AIM: Search the listing below for "What". Copy each matching line.

EXERCISE MATERIAL:
*-*-*

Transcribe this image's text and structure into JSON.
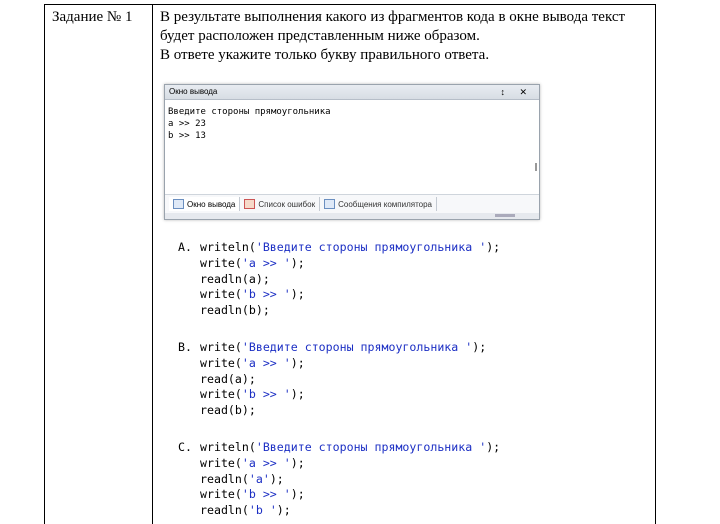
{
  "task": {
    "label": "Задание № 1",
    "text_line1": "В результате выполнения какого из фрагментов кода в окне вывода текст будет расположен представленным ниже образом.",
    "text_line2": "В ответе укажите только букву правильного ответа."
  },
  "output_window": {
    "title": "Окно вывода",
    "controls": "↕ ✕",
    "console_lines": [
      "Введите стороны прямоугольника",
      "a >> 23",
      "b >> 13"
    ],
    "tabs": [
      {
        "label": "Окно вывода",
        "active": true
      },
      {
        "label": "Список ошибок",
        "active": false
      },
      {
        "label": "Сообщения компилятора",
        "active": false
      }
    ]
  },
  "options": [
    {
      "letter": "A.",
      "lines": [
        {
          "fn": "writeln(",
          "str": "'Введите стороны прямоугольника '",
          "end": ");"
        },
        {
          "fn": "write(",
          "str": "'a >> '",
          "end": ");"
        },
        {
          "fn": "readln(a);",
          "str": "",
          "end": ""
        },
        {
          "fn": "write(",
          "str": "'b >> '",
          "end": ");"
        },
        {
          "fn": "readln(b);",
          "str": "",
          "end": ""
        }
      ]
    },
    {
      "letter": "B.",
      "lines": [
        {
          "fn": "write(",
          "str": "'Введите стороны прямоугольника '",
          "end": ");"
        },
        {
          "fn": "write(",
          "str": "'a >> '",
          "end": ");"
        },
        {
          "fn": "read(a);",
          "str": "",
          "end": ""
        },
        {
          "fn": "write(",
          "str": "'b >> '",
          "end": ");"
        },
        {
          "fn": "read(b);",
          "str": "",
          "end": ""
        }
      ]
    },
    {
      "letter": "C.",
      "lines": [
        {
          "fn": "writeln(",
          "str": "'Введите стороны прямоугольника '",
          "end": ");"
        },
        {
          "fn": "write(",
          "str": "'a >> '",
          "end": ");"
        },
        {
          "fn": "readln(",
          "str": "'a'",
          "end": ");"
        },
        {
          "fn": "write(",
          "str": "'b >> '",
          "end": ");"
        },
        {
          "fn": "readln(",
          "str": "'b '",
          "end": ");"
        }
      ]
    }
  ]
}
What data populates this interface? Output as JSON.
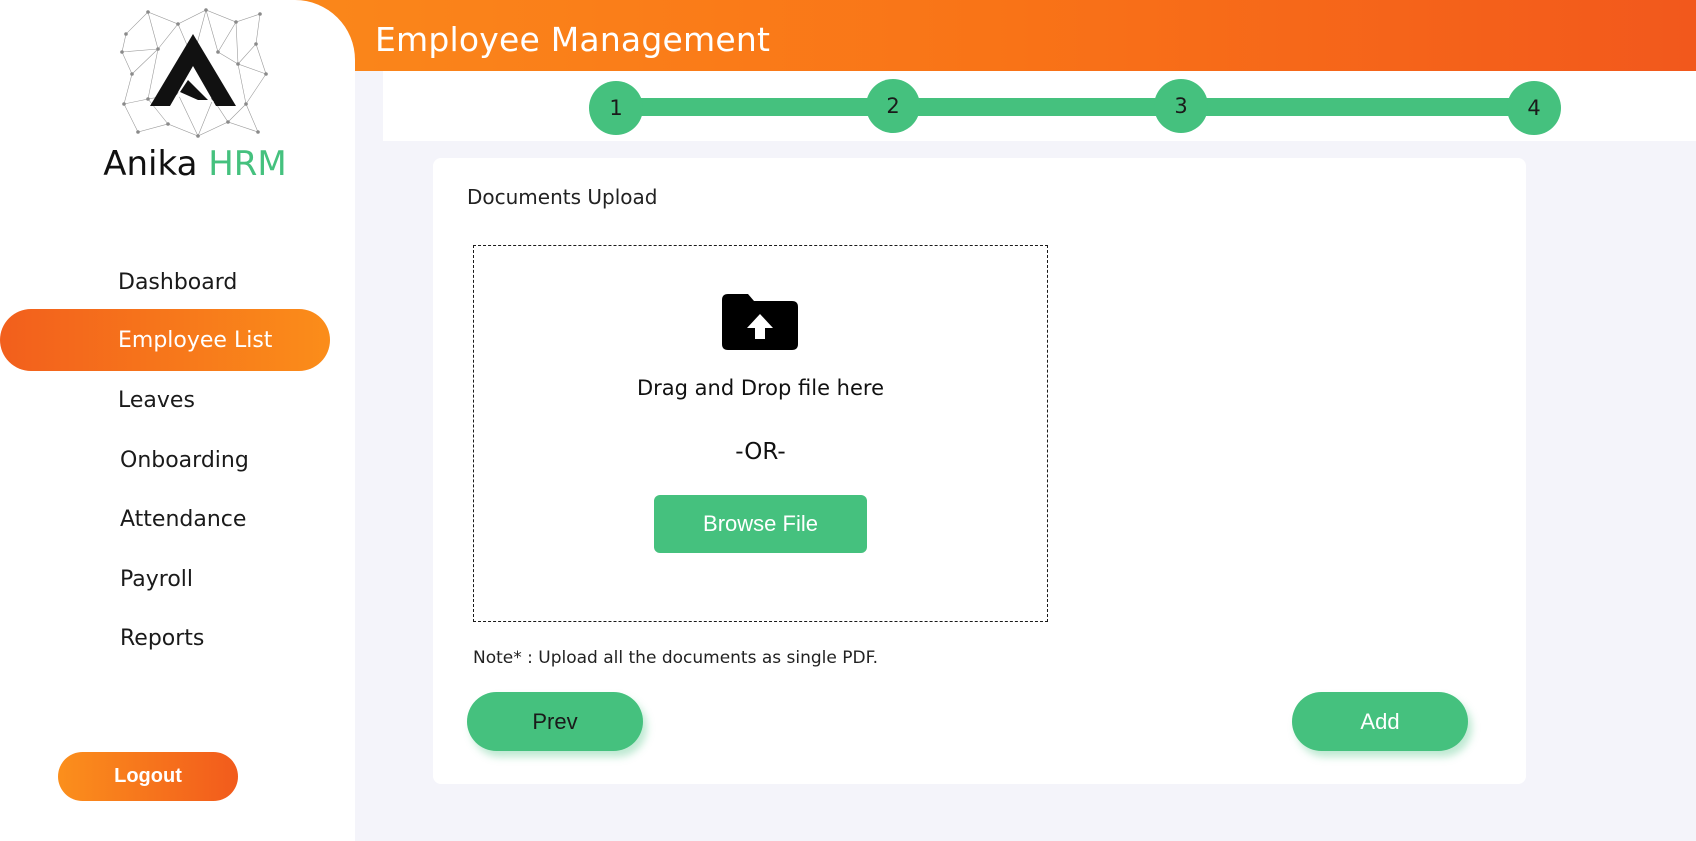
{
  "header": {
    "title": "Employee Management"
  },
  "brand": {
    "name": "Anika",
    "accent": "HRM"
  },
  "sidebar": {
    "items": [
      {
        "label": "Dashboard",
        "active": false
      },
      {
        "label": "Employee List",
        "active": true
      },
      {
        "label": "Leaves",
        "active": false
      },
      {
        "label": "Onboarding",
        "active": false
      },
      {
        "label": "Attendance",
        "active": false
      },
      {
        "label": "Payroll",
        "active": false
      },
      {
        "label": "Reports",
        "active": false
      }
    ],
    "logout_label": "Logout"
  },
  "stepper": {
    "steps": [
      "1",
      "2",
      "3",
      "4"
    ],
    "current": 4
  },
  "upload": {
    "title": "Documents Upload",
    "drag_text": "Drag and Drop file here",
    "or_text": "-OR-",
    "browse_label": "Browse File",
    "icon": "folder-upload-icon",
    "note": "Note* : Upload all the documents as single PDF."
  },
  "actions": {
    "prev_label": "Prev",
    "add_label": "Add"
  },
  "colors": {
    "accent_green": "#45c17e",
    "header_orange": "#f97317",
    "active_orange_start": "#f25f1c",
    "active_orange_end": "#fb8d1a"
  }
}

*-*-*

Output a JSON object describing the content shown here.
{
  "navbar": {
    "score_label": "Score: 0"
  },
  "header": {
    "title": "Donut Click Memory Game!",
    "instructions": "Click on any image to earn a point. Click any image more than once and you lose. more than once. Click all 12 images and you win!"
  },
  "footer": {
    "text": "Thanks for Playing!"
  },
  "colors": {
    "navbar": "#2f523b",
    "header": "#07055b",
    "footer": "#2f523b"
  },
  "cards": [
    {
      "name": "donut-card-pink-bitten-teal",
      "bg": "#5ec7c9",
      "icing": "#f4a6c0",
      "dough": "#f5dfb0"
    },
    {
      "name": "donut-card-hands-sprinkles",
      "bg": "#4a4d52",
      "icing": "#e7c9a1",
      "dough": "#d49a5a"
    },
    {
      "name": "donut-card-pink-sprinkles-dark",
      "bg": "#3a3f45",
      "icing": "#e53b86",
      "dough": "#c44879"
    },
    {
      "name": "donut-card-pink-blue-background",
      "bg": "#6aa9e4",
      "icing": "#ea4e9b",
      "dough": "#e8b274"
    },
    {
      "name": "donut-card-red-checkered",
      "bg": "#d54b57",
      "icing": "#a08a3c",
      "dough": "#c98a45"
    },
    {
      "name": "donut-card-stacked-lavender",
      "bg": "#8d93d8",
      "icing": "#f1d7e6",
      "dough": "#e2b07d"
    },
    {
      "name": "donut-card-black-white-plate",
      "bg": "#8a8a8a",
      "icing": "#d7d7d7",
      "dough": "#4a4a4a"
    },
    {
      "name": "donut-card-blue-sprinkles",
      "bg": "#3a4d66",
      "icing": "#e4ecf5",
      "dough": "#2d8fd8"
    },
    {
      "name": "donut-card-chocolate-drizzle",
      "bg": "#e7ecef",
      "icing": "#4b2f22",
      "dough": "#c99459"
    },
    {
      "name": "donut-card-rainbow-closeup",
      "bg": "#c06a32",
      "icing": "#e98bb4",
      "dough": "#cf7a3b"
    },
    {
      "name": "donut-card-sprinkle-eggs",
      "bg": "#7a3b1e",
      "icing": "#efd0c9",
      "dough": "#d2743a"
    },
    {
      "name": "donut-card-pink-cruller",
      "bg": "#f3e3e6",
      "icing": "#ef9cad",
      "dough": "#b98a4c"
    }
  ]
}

*-*-*

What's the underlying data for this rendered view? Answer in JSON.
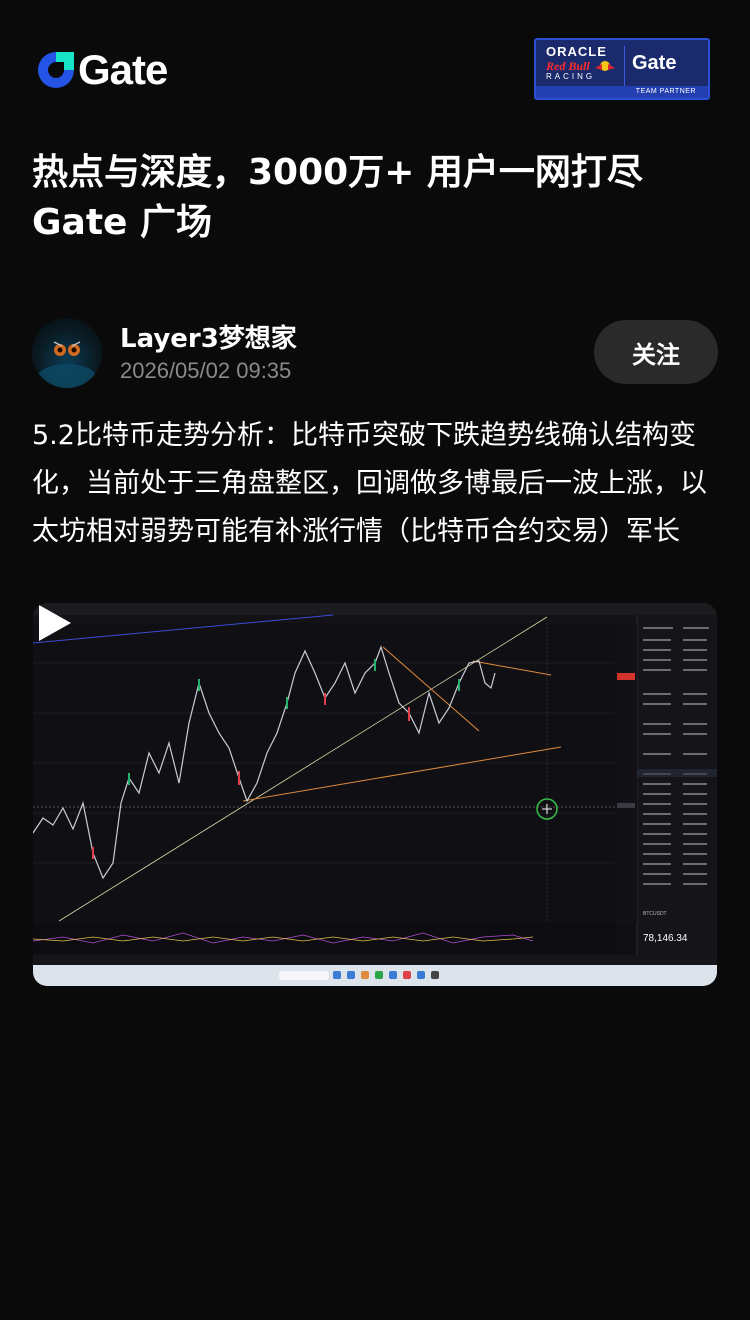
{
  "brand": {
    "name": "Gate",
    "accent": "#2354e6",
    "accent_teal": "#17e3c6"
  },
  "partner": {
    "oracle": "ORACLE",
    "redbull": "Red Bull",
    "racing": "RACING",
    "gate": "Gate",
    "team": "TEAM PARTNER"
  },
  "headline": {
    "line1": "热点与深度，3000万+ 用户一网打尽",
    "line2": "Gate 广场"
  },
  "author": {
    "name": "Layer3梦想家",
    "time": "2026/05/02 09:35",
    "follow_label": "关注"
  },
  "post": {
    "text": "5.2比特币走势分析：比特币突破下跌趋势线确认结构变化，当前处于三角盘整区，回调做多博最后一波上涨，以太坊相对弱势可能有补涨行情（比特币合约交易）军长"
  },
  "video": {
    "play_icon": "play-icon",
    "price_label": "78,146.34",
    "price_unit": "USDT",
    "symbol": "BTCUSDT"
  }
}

*-*-*

RESULT FOR THIS TASK:
What data populates this interface? Output as JSON.
What's the underlying data for this rendered view? Answer in JSON.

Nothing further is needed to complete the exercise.